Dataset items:
## Start

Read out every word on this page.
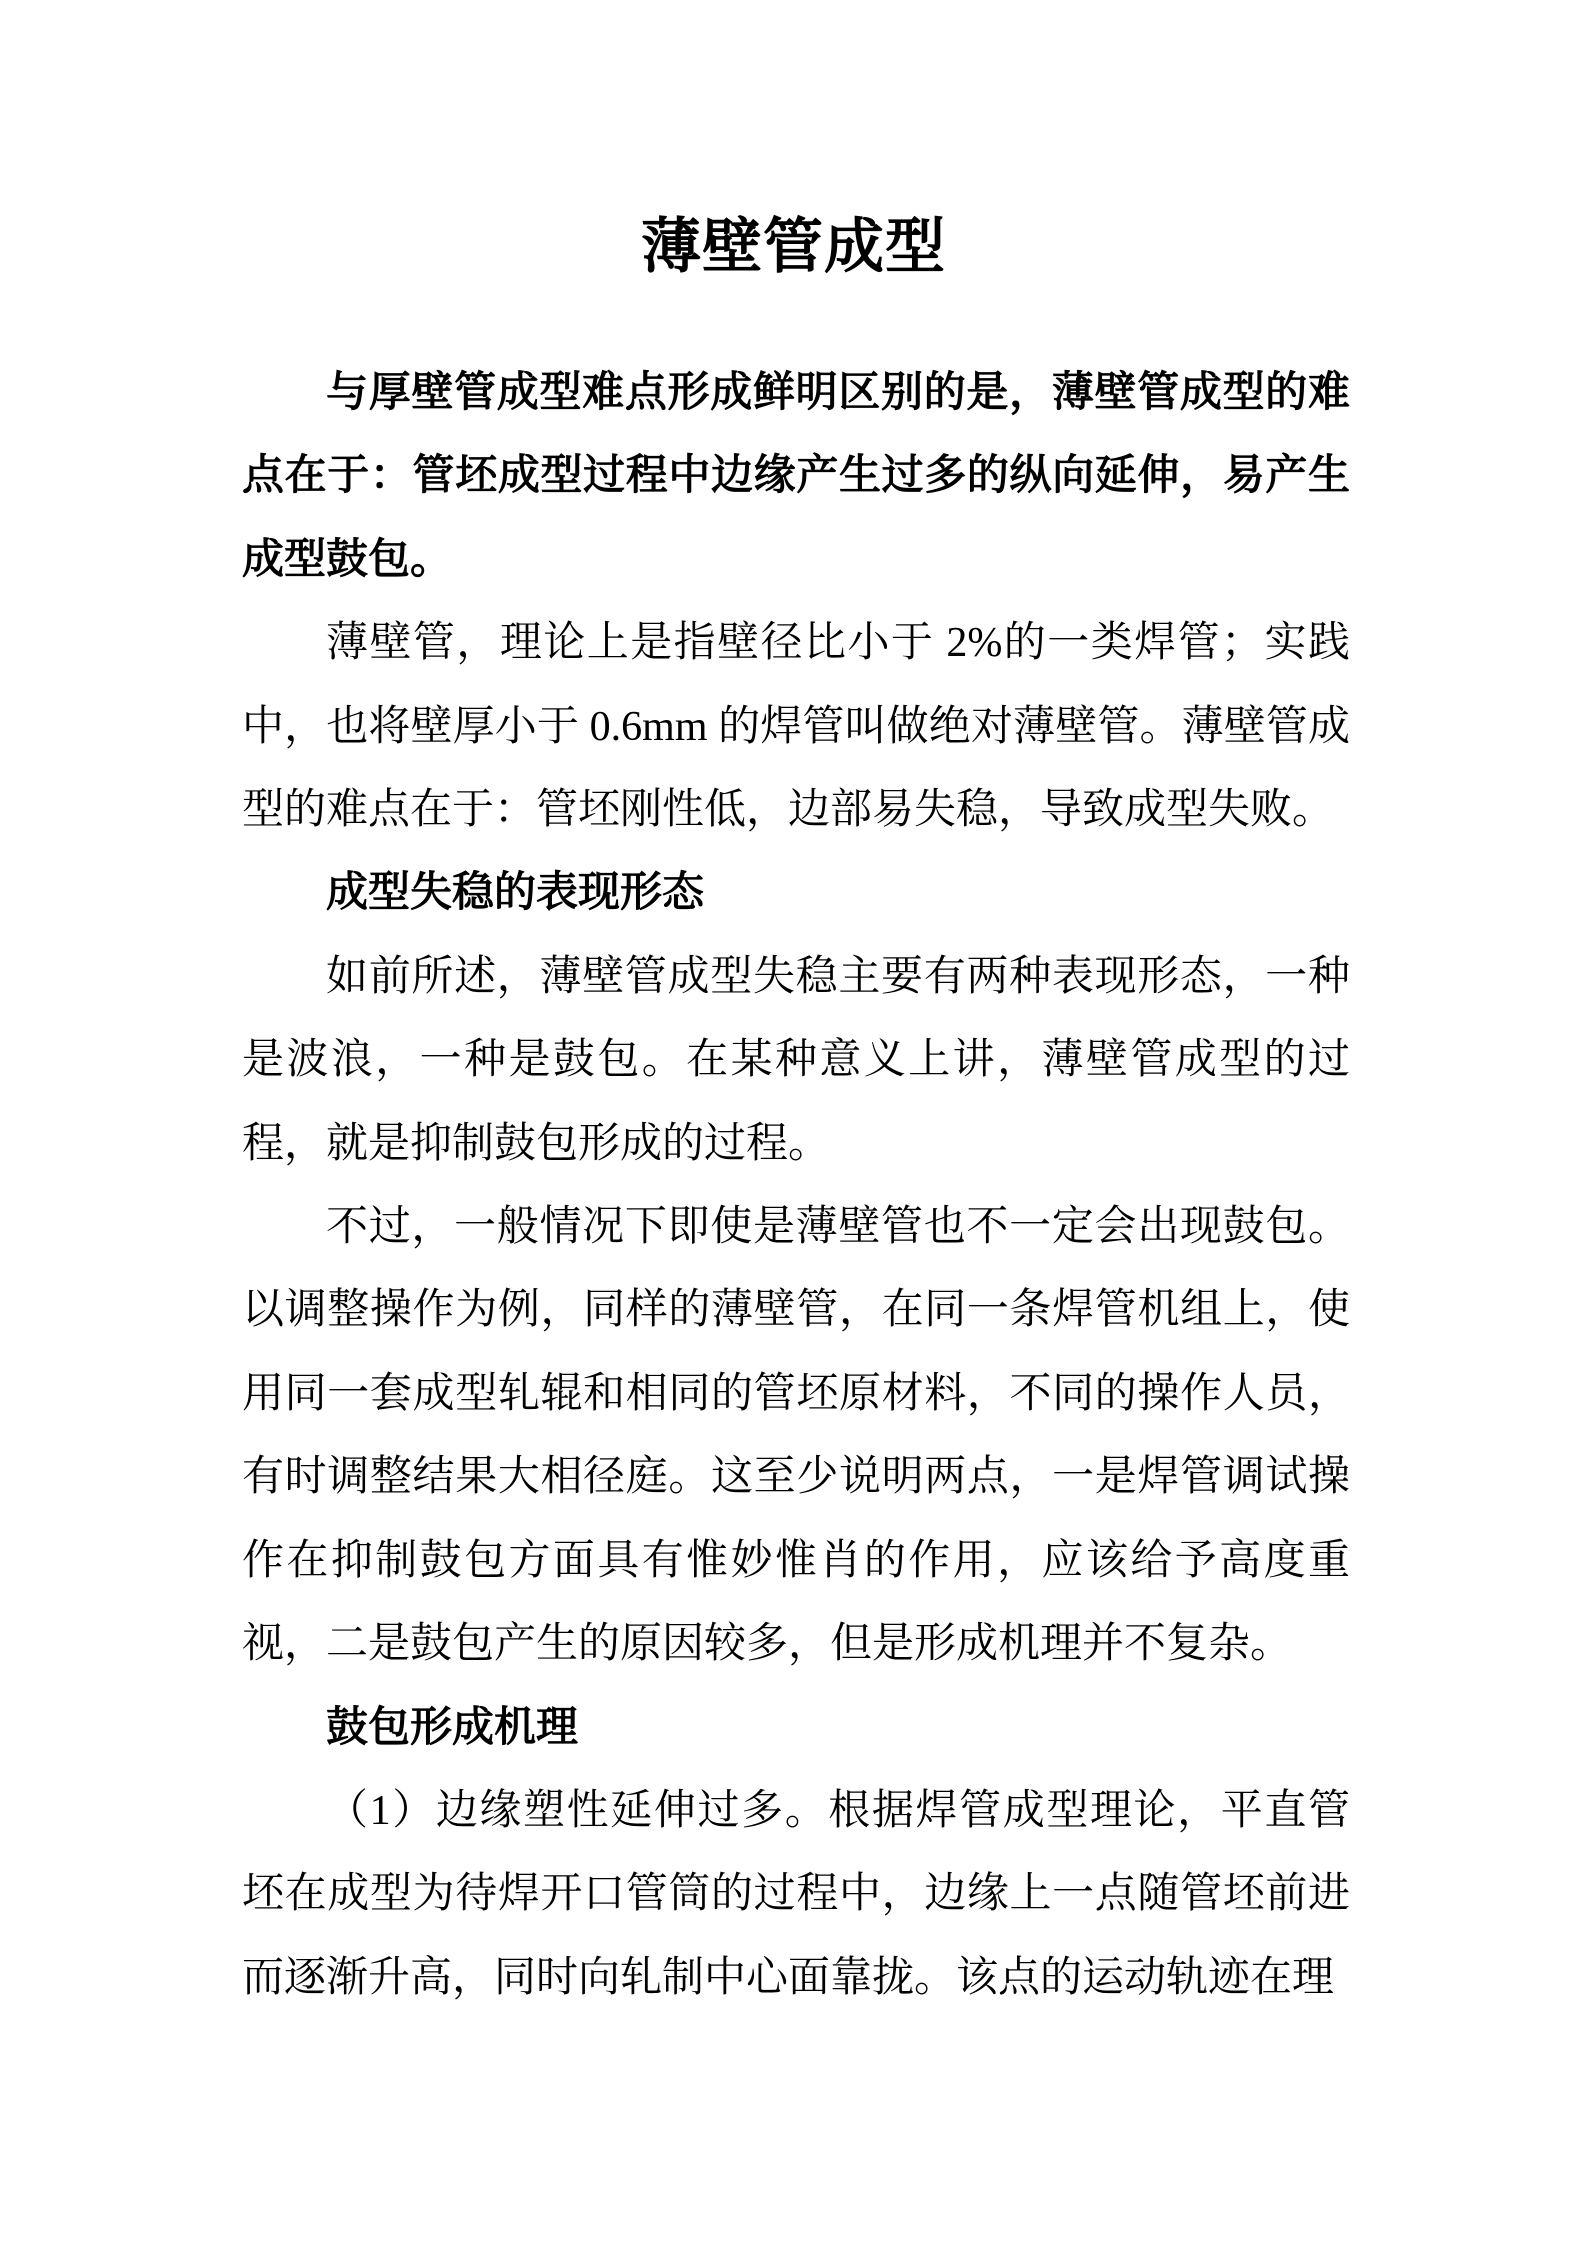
薄壁管成型
与厚壁管成型难点形成鲜明区别的是，薄壁管成型的难点在于：管坯成型过程中边缘产生过多的纵向延伸，易产生成型鼓包。
薄壁管，理论上是指壁径比小于 2%的一类焊管；实践中，也将壁厚小于 0.6mm 的焊管叫做绝对薄壁管。薄壁管成型的难点在于：管坯刚性低，边部易失稳，导致成型失败。
成型失稳的表现形态
如前所述，薄壁管成型失稳主要有两种表现形态，一种是波浪，一种是鼓包。在某种意义上讲，薄壁管成型的过程，就是抑制鼓包形成的过程。
不过，一般情况下即使是薄壁管也不一定会出现鼓包。以调整操作为例，同样的薄壁管，在同一条焊管机组上，使用同一套成型轧辊和相同的管坯原材料，不同的操作人员，有时调整结果大相径庭。这至少说明两点，一是焊管调试操作在抑制鼓包方面具有惟妙惟肖的作用，应该给予高度重视，二是鼓包产生的原因较多，但是形成机理并不复杂。
鼓包形成机理
（1）边缘塑性延伸过多。根据焊管成型理论，平直管坯在成型为待焊开口管筒的过程中，边缘上一点随管坯前进而逐渐升高，同时向轧制中心面靠拢。该点的运动轨迹在理
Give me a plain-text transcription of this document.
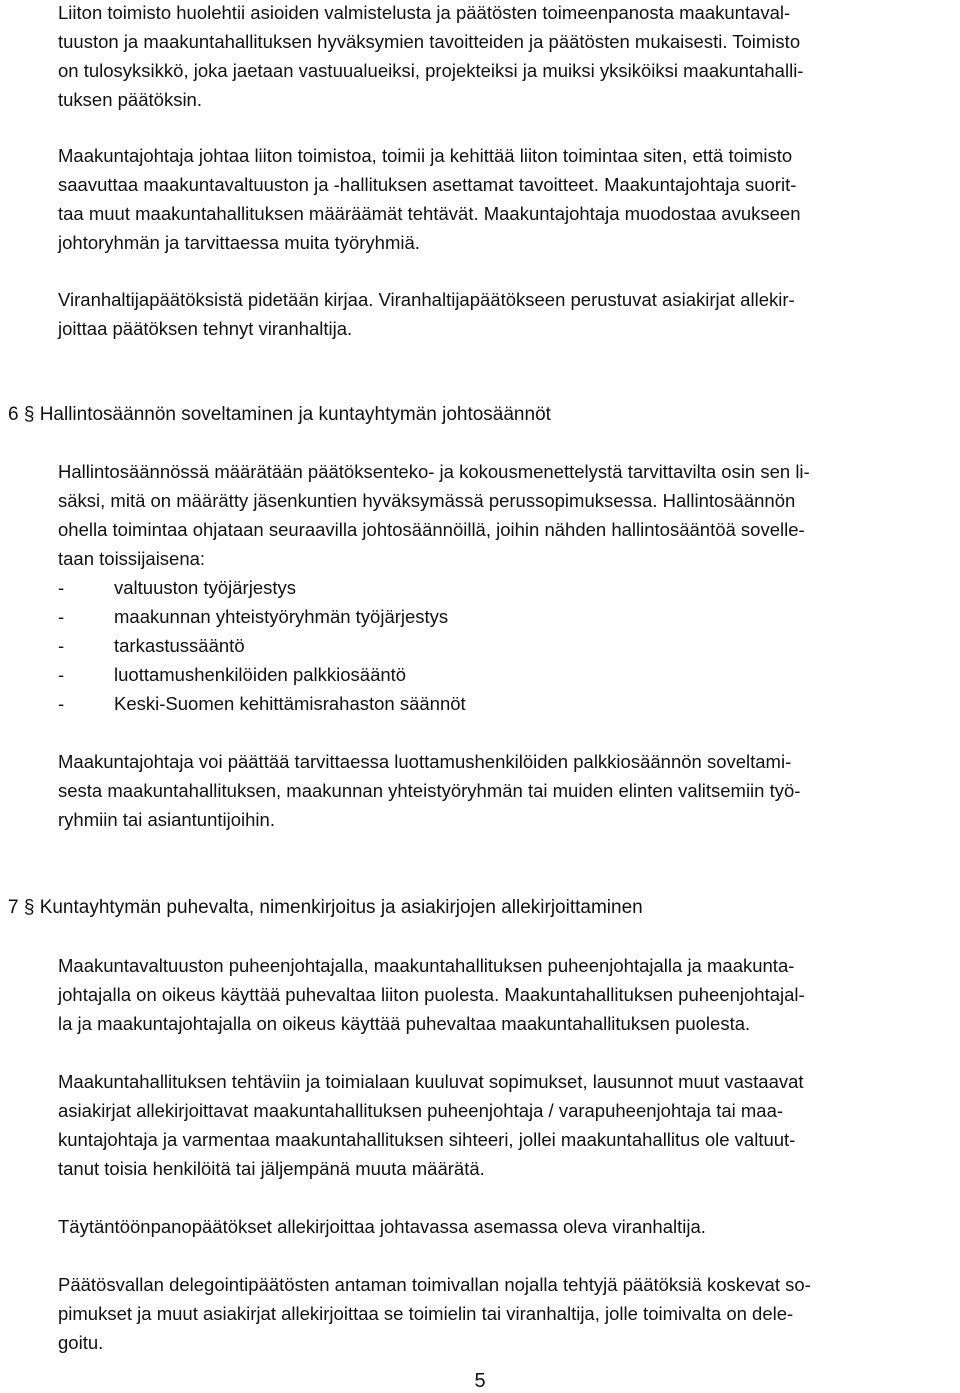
Liiton toimisto huolehtii asioiden valmistelusta ja päätösten toimeenpanosta maakuntaval-
tuuston ja maakuntahallituksen hyväksymien tavoitteiden ja päätösten mukaisesti. Toimisto
on tulosyksikkö, joka jaetaan vastuualueiksi, projekteiksi ja muiksi yksiköiksi maakuntahalli-
tuksen päätöksin.
Maakuntajohtaja johtaa liiton toimistoa, toimii ja kehittää liiton toimintaa siten, että toimisto
saavuttaa maakuntavaltuuston ja -hallituksen asettamat tavoitteet. Maakuntajohtaja suorit-
taa muut maakuntahallituksen määräämät tehtävät. Maakuntajohtaja muodostaa avukseen
johtoryhmän ja tarvittaessa muita työryhmiä.
Viranhaltijapäätöksistä pidetään kirjaa. Viranhaltijapäätökseen perustuvat asiakirjat allekir-
joittaa päätöksen tehnyt viranhaltija.
6 § Hallintosäännön soveltaminen ja kuntayhtymän johtosäännöt
Hallintosäännössä määrätään päätöksenteko- ja kokousmenettelystä tarvittavilta osin sen li-
säksi, mitä on määrätty jäsenkuntien hyväksymässä perussopimuksessa. Hallintosäännön
ohella toimintaa ohjataan seuraavilla johtosäännöillä, joihin nähden hallintosääntöä sovelle-
taan toissijaisena:
-	valtuuston työjärjestys
-	maakunnan yhteistyöryhmän työjärjestys
-	tarkastussääntö
-	luottamushenkilöiden palkkiosääntö
-	Keski-Suomen kehittämisrahaston säännöt
Maakuntajohtaja voi päättää tarvittaessa luottamushenkilöiden palkkiosäännön soveltami-
sesta maakuntahallituksen, maakunnan yhteistyöryhmän tai muiden elinten valitsemiin työ-
ryhmiin tai asiantuntijoihin.
7 § Kuntayhtymän puhevalta, nimenkirjoitus ja asiakirjojen allekirjoittaminen
Maakuntavaltuuston puheenjohtajalla, maakuntahallituksen puheenjohtajalla ja maakunta-
johtajalla on oikeus käyttää puhevaltaa liiton puolesta. Maakuntahallituksen puheenjohtajal-
la ja maakuntajohtajalla on oikeus käyttää puhevaltaa maakuntahallituksen puolesta.
Maakuntahallituksen tehtäviin ja toimialaan kuuluvat sopimukset, lausunnot muut vastaavat
asiakirjat allekirjoittavat maakuntahallituksen puheenjohtaja / varapuheenjohtaja tai maa-
kuntajohtaja ja varmentaa maakuntahallituksen sihteeri, jollei maakuntahallitus ole valtuut-
tanut toisia henkilöitä tai jäljempänä muuta määrätä.
Täytäntöönpanopäätökset allekirjoittaa johtavassa asemassa oleva viranhaltija.
Päätösvallan delegointipäätösten antaman toimivallan nojalla tehtyjä päätöksiä koskevat so-
pimukset ja muut asiakirjat allekirjoittaa se toimielin tai viranhaltija, jolle toimivalta on dele-
goitu.
5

## End

DIRECTIONS ▸ Check each line of the data above for the string "this" and report only how many lines have it.

RESULT OF THE TASK ▸ 2